▸ **TASK DESCRIPTION**: Extract all lines from the data beneath that include the word "text".

★ ★ ★

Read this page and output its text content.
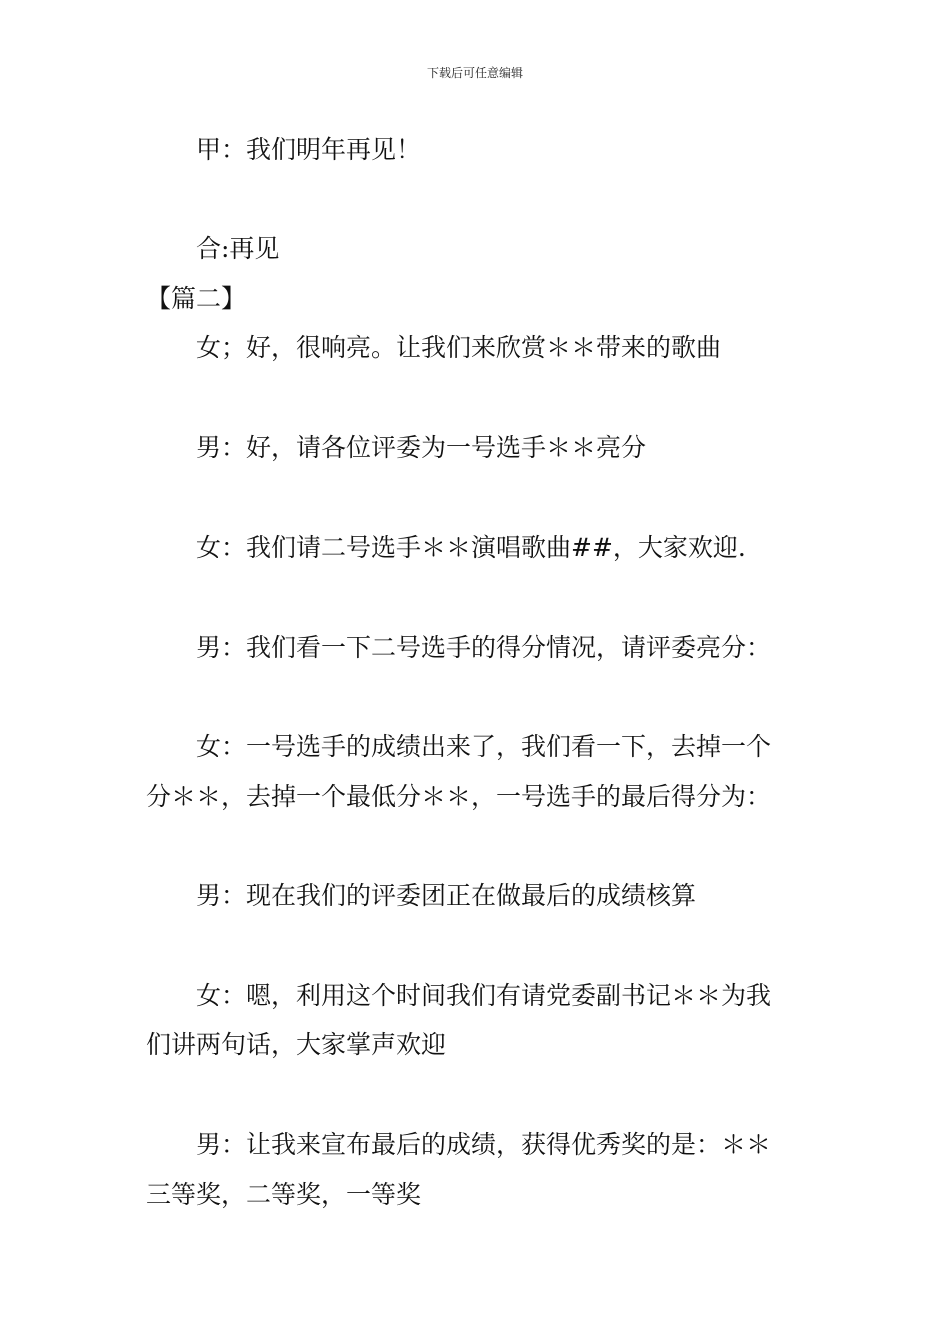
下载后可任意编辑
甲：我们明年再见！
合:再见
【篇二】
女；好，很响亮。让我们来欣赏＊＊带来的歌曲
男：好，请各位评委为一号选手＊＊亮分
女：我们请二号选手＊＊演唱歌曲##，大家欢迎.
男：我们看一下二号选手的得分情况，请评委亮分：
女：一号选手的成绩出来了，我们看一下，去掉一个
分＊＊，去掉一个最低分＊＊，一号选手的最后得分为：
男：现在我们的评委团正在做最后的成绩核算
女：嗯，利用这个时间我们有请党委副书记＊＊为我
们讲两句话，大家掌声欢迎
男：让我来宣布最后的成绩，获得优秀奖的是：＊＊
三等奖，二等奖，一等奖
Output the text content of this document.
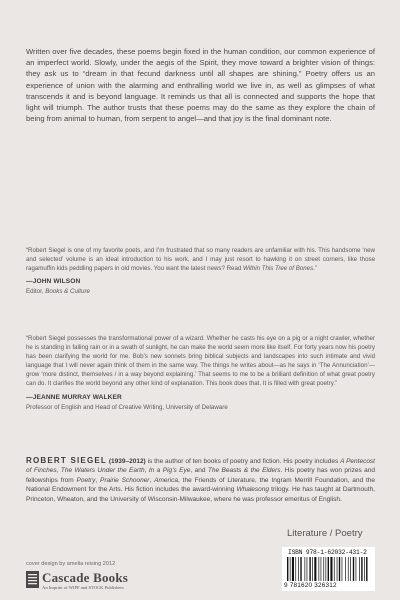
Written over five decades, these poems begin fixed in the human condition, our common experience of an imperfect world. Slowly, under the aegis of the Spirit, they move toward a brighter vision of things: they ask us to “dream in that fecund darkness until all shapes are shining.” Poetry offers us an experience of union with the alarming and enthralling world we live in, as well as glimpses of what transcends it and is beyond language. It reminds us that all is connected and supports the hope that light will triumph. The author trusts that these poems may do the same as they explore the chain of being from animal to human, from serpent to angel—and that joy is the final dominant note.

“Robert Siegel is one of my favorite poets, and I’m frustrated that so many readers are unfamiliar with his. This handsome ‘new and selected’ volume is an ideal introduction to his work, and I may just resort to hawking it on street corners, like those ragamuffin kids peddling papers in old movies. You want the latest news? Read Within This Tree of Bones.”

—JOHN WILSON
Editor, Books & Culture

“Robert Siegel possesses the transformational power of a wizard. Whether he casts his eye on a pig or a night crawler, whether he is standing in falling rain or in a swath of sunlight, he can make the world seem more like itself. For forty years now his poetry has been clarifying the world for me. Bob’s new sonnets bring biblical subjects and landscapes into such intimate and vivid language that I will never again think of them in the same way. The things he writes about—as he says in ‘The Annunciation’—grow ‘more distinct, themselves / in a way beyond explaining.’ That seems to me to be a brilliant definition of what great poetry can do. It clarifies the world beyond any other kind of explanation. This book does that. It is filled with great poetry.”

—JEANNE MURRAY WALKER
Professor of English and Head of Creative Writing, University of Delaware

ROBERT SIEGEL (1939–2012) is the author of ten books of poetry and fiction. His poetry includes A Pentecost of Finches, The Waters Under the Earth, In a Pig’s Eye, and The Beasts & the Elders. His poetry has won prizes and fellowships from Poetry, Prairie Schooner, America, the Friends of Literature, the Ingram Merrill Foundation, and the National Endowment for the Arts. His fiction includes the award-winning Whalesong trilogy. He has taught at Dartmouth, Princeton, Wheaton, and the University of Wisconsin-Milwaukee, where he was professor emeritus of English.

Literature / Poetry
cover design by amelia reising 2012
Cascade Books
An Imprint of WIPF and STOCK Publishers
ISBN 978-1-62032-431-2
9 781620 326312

★ ★ ★

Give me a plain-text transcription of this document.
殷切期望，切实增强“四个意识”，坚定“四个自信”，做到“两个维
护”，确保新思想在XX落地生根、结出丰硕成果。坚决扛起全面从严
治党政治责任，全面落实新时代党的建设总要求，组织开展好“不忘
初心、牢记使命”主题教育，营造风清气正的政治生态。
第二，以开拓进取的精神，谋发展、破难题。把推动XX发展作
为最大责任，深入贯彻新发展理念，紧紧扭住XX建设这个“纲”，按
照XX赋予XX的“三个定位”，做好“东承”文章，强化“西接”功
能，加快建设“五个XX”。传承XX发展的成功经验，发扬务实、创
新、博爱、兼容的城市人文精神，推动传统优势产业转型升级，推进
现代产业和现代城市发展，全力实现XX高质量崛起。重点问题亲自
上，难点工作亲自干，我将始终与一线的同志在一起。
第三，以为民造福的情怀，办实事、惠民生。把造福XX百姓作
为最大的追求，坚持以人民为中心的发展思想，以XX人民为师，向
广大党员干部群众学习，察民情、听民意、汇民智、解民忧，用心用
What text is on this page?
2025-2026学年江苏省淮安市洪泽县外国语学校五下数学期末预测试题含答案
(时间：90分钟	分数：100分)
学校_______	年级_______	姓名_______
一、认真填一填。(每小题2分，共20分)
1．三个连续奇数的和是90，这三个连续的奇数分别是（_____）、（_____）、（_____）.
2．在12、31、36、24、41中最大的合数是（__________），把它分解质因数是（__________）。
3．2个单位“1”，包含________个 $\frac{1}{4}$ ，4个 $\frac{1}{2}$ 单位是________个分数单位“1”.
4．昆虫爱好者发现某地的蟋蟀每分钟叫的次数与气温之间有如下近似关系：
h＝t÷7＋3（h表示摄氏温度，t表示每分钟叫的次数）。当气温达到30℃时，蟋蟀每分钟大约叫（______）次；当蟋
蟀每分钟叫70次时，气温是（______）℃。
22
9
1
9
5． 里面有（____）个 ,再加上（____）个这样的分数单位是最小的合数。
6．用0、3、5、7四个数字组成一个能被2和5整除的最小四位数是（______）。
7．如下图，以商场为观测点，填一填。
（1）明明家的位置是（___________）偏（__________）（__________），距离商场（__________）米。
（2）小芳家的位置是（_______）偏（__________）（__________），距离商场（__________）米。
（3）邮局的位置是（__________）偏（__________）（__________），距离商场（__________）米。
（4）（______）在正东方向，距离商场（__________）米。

★ ★ ★

▸ **REPLY TO THE TASK**:
Read this page and output its text content.
Output the text content of this document.
Give me a plain-text transcription of this document.
What text is on this page?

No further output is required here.